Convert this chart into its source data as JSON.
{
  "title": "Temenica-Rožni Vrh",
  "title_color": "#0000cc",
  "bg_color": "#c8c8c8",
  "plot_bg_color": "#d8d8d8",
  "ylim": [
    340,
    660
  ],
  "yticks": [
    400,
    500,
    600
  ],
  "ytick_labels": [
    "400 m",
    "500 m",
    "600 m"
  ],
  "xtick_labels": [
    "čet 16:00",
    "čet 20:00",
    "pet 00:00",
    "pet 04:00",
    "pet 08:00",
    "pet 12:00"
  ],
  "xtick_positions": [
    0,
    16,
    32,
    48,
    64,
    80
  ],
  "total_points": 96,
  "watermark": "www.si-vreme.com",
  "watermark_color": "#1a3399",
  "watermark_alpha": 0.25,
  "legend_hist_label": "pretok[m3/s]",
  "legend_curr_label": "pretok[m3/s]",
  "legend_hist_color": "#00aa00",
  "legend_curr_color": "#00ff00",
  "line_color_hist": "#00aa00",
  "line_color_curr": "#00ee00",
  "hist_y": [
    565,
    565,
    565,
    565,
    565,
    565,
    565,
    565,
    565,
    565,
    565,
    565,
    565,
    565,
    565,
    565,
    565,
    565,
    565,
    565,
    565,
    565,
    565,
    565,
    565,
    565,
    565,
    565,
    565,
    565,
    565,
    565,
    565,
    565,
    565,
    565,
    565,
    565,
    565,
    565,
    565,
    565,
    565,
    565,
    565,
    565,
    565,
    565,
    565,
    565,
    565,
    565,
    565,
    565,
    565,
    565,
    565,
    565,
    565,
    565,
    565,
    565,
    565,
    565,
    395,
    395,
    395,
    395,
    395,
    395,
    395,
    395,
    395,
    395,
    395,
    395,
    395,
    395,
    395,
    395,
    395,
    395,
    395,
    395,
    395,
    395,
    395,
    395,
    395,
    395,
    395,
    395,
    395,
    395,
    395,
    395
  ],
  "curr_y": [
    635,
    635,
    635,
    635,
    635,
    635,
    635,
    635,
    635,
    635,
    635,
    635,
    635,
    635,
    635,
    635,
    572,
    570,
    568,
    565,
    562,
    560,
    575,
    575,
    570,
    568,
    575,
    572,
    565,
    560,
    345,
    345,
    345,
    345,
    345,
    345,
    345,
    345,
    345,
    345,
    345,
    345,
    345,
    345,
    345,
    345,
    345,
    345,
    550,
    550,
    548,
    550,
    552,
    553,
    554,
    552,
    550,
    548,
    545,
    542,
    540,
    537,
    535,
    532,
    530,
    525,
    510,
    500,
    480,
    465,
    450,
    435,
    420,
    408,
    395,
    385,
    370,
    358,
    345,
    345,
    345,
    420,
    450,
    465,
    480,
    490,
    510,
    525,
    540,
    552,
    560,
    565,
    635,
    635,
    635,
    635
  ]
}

------------------------------------

Repeat the data precisely, line by line.

Convert this chart into its source data as JSON.
{
  "title": "Temenica-Rožni Vrh",
  "title_color": "#0000cc",
  "bg_color": "#c8c8c8",
  "plot_bg_color": "#d8d8d8",
  "ylim": [
    340,
    660
  ],
  "yticks": [
    400,
    500,
    600
  ],
  "ytick_labels": [
    "400 m",
    "500 m",
    "600 m"
  ],
  "xtick_labels": [
    "čet 16:00",
    "čet 20:00",
    "pet 00:00",
    "pet 04:00",
    "pet 08:00",
    "pet 12:00"
  ],
  "xtick_positions": [
    0,
    16,
    32,
    48,
    64,
    80
  ],
  "total_points": 96,
  "watermark": "www.si-vreme.com",
  "watermark_color": "#1a3399",
  "watermark_alpha": 0.25,
  "legend_hist_label": "pretok[m3/s]",
  "legend_curr_label": "pretok[m3/s]",
  "legend_hist_color": "#00aa00",
  "legend_curr_color": "#00ff00",
  "line_color_hist": "#00aa00",
  "line_color_curr": "#00ee00",
  "hist_y": [
    565,
    565,
    565,
    565,
    565,
    565,
    565,
    565,
    565,
    565,
    565,
    565,
    565,
    565,
    565,
    565,
    565,
    565,
    565,
    565,
    565,
    565,
    565,
    565,
    565,
    565,
    565,
    565,
    565,
    565,
    565,
    565,
    565,
    565,
    565,
    565,
    565,
    565,
    565,
    565,
    565,
    565,
    565,
    565,
    565,
    565,
    565,
    565,
    565,
    565,
    565,
    565,
    565,
    565,
    565,
    565,
    565,
    565,
    565,
    565,
    565,
    565,
    565,
    565,
    395,
    395,
    395,
    395,
    395,
    395,
    395,
    395,
    395,
    395,
    395,
    395,
    395,
    395,
    395,
    395,
    395,
    395,
    395,
    395,
    395,
    395,
    395,
    395,
    395,
    395,
    395,
    395,
    395,
    395,
    395,
    395
  ],
  "curr_y": [
    635,
    635,
    635,
    635,
    635,
    635,
    635,
    635,
    635,
    635,
    635,
    635,
    635,
    635,
    635,
    635,
    572,
    570,
    568,
    565,
    562,
    560,
    575,
    575,
    570,
    568,
    575,
    572,
    565,
    560,
    345,
    345,
    345,
    345,
    345,
    345,
    345,
    345,
    345,
    345,
    345,
    345,
    345,
    345,
    345,
    345,
    345,
    345,
    550,
    550,
    548,
    550,
    552,
    553,
    554,
    552,
    550,
    548,
    545,
    542,
    540,
    537,
    535,
    532,
    530,
    525,
    510,
    500,
    480,
    465,
    450,
    435,
    420,
    408,
    395,
    385,
    370,
    358,
    345,
    345,
    345,
    420,
    450,
    465,
    480,
    490,
    510,
    525,
    540,
    552,
    560,
    565,
    635,
    635,
    635,
    635
  ]
}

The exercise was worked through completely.